Your task is to give the data again, exactly, with every line intact.

:: DATASET ROWS ::

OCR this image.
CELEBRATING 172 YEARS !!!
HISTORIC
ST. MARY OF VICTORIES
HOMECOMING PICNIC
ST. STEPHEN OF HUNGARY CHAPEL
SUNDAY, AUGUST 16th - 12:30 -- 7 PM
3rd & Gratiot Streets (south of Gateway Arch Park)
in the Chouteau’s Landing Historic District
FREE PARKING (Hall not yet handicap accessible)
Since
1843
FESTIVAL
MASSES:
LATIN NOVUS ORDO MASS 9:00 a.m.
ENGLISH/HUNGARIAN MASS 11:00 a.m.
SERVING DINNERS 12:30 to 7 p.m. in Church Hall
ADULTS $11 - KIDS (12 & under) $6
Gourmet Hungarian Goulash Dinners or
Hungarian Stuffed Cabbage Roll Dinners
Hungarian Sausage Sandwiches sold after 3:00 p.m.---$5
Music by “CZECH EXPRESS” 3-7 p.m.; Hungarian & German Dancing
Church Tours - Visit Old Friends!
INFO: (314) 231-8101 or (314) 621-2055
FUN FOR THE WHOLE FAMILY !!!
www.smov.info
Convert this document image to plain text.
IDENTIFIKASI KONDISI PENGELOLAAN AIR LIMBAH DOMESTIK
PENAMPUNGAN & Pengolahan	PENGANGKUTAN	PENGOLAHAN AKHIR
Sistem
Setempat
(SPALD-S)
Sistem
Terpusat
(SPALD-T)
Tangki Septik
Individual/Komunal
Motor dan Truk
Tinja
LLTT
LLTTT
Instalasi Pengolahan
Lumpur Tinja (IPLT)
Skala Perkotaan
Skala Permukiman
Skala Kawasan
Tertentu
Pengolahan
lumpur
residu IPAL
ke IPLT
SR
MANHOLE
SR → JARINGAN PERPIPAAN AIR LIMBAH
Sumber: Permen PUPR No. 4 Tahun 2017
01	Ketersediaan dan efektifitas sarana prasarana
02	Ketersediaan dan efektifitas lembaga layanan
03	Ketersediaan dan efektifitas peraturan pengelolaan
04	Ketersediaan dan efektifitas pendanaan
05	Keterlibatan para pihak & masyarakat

:::

> THE ANSWER
OCR this image.
CELEBRATING 172 YEARS !!!
HISTORIC
ST. MARY OF VICTORIES
HOMECOMING PICNIC
ST. STEPHEN OF HUNGARY CHAPEL
SUNDAY, AUGUST 16th - 12:30 -- 7 PM
3rd & Gratiot Streets (south of Gateway Arch Park)
in the Chouteau’s Landing Historic District
FREE PARKING (Hall not yet handicap accessible)
Since
1843
FESTIVAL
MASSES:
LATIN NOVUS ORDO MASS 9:00 a.m.
ENGLISH/HUNGARIAN MASS 11:00 a.m.
SERVING DINNERS 12:30 to 7 p.m. in Church Hall
ADULTS $11 - KIDS (12 & under) $6
Gourmet Hungarian Goulash Dinners or
Hungarian Stuffed Cabbage Roll Dinners
Hungarian Sausage Sandwiches sold after 3:00 p.m.---$5
Music by “CZECH EXPRESS” 3-7 p.m.; Hungarian & German Dancing
Church Tours - Visit Old Friends!
INFO: (314) 231-8101 or (314) 621-2055
FUN FOR THE WHOLE FAMILY !!!
www.smov.info
Convert this document image to plain text.
IDENTIFIKASI KONDISI PENGELOLAAN AIR LIMBAH DOMESTIK
PENAMPUNGAN & Pengolahan	PENGANGKUTAN	PENGOLAHAN AKHIR
Sistem
Setempat
(SPALD-S)
Sistem
Terpusat
(SPALD-T)
Tangki Septik
Individual/Komunal
Motor dan Truk
Tinja
LLTT
LLTTT
Instalasi Pengolahan
Lumpur Tinja (IPLT)
Skala Perkotaan
Skala Permukiman
Skala Kawasan
Tertentu
Pengolahan
lumpur
residu IPAL
ke IPLT
SR
MANHOLE
SR → JARINGAN PERPIPAAN AIR LIMBAH
Sumber: Permen PUPR No. 4 Tahun 2017
01	Ketersediaan dan efektifitas sarana prasarana
02	Ketersediaan dan efektifitas lembaga layanan
03	Ketersediaan dan efektifitas peraturan pengelolaan
04	Ketersediaan dan efektifitas pendanaan
05	Keterlibatan para pihak & masyarakat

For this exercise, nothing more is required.